## Aim
State how many lines of the records contain the string "dengan", and give no other information.

## Information given
■ ■ ■
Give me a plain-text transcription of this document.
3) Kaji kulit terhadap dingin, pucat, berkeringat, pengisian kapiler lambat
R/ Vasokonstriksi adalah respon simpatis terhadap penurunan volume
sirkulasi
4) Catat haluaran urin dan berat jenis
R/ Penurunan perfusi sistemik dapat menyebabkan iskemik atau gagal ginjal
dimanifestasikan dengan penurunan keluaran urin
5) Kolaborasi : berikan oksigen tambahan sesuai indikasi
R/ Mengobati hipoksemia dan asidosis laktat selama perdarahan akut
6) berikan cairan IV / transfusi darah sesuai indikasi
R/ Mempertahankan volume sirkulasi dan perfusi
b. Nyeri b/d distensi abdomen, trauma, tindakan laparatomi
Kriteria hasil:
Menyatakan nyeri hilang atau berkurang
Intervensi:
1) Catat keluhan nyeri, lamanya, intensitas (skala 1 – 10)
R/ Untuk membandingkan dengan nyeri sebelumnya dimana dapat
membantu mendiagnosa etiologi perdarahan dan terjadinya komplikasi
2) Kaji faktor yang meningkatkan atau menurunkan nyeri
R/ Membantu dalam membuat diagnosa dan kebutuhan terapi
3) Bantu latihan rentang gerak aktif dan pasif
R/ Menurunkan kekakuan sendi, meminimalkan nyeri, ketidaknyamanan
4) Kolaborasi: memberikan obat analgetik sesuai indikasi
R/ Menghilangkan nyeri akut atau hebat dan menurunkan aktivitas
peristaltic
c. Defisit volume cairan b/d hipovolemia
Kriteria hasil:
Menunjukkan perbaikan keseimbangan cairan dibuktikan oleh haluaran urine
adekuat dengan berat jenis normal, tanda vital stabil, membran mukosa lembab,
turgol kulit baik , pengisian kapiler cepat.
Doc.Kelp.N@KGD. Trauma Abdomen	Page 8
■ ■ ■
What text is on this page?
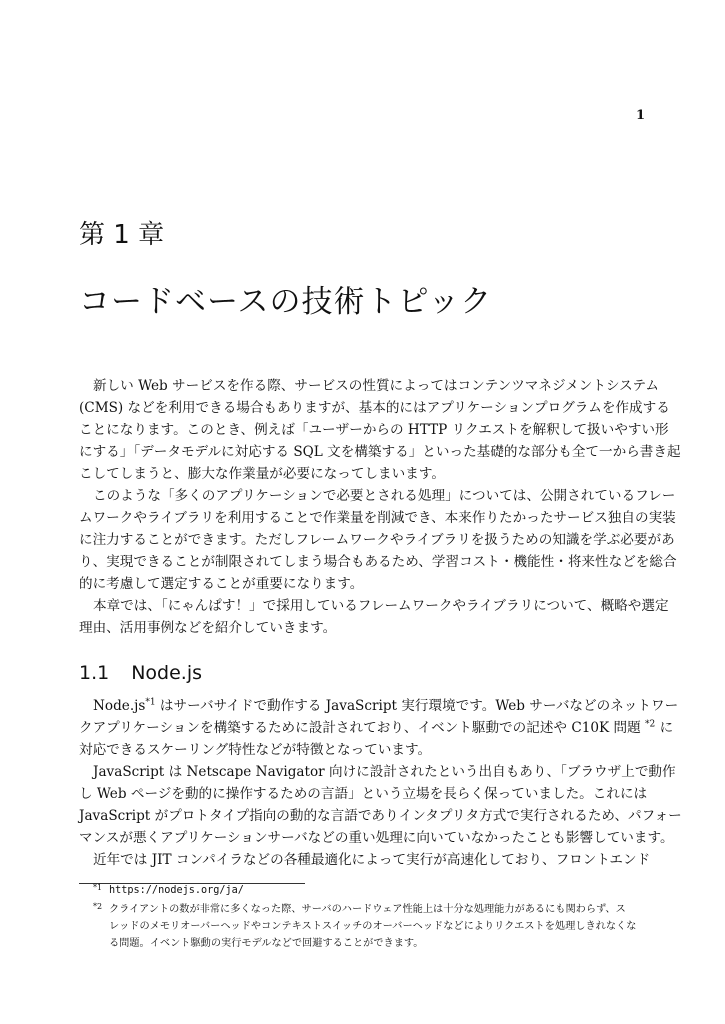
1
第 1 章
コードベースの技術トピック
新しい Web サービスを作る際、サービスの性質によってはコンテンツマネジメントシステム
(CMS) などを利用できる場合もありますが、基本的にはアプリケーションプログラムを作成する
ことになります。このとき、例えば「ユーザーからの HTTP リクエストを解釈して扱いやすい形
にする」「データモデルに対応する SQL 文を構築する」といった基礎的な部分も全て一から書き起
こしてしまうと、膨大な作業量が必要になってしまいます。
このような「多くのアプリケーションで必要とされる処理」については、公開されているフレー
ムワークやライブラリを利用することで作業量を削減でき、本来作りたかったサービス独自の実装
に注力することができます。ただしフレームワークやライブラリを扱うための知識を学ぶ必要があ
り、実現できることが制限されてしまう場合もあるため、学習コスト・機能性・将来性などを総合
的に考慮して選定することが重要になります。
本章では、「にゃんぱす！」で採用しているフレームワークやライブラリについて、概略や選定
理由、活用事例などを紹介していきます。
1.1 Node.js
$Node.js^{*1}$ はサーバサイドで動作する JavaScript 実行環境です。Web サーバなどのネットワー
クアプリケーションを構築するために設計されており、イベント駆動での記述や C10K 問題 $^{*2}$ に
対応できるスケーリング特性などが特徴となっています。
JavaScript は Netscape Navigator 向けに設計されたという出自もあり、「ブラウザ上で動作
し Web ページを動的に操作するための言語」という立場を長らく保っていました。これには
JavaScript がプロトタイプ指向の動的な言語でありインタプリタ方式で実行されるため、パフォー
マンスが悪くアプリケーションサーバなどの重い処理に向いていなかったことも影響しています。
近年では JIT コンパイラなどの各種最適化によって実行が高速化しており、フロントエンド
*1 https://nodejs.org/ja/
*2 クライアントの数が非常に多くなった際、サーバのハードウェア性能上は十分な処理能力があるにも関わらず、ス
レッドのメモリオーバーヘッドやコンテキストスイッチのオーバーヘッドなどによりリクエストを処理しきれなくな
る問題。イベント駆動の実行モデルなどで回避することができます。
■ ■ ■
## Written solution
3